# Text shown:

The changes -- which are not yet final -- are likely to divide the main ranking of each program into two separate rankings -- one based on explicit faculty determinations of which criteria matter in given disciplines, and one based on implicit criteria. Further, the council is likely to release ranges of ratings for a 90 percent "confidence level," not the confidence level target of 50 percent that was in the methodology released last year.
The use of confidence levels means that instead of saying that a given program is the second or eighth or 20th best, the council will instead say that a given program is in a certain range. By raising the confidence level to 90 percent, instead of saying that there is a 50 percent chance that a program is between 20th and 26th, the council will say (to use that hypothetical) that there is a 90 percent chance that a program is between the 15th and 35th best in the nation -- resulting in much broader ranges for the rankings.
The additional changes in methodology -- which was theoretically released in final form in July -- suggest that further delays are likely for the rankings. NRC officials have for about a year now stopped answering questions about the timing of the release, although the ratings are still expected in 2010.
Many graduate program directors and deans are increasingly frustrated by the timing of the project. Data collection for the project (whatever methodology changes are used) started in 2006, with an original schedule for releasing the rankings in 2007. Many programs note that the departure or arrival of a few faculty members who are skilled at landing grants means that some programs may have changed significantly in the years that passed. Further, with many universities looking at trimming graduate programs, some of those who run stellar but threatened programs have been hoping that the NRC rankings would bolster their defenses.
The NRC has not formally announced that it is changing the methodology. But Jeremiah P. Ostriker, chair of the committee overseeing the project and a professor of astronomy at Princeton University, described for Inside Higher Ed the changes that he said are "likely" but not yet certain.
On the question of the ranges to be reported, Ostriker said that the committee has long wanted to avoid the "spurious precision problem" of previous rankings in implying certainty that a given program is a precise number in relation to all others. Given the way programs change constantly, imperfections in information and averages, and a range of other factors, Ostriker said the rankings will be "more accurate" for being presented as a range, and not as a single figure. He noted that "commercial" ranking efforts tend to give a single number, "but that's no excuse for us making the error."
While the idea of giving ranges was part of the methodology released last year, he said that the peer review comments for the rankings (and outside comments) have led him and other committee members to question the idea of giving a range that provides only a 50 percent confidence level, meaning there is also a 50 percent chance that the program is somewhere outside of that range. Peer reviewers found it "confusing" to offer that low a confidence level, so the idea is to increase it to 90 percent, which will have the effect of expanding the range of possibilities.

# Data section:
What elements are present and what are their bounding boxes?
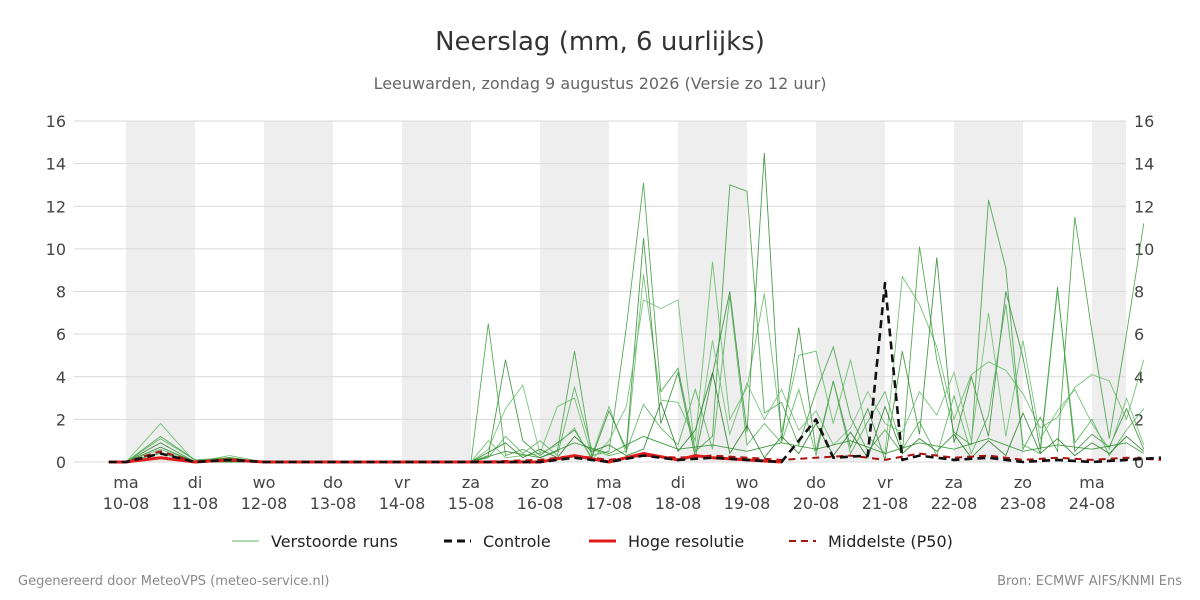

# Written task 1:
In the text about the NRC graduate program rankings, what confidence level is the council now likely to use for its ranges of ratings?
# Written task 2:
Please write a continuation of the text about the NRC graduate program rankings, starting after its last sentence.

# Written reply 1:
A 90 percent confidence level.

# Written reply 2:
Ostriker acknowledged that this change will make it more difficult for people to pinpoint exactly where a program stands. But he said that's because it is impossible to do so in any accurate way. "We wanted more honesty and more data and we wanted to be honest about the true uncertainties in rankings," he said. "We hope it doesn't make people unhappy, but if that does make people unhappy, they will need to get used to it."
The other major change likely to be made before the release of the rankings is a division into two of the overall rankings of departments. (There are also subcategory rankings being released on areas such as the student experience.) The overall rankings are based on what Ostriker called "explicit" and "implicit" faculty weights on what matters in departments.
So faculty in various disciplines were asked to weight the relative importance of such factors as average number of faculty publications per capita, average citations per publication, percentage of faculty holding grants, publications and so forth. The idea is that some factors (such as landing grants) are more important in some disciplines than others, with science disciplines focusing more on grants and some humanities disciplines valuing books as a sign of scholarly eminence, for instance.
The explicit ranking was based on figuring out how a discipline values the various factors and then punching in the data for individual departments, weighted by disciplinary priorities. For the implicit ranking, the faculty members were asked to rank departmental quality in their disciplines, institution by institution. Then the NRC worked backwards to see which characteristics could be attributed to highly ranked departments. And then those weights were applied, department by department, for a ranking that was to be averaged with the explicit ranking.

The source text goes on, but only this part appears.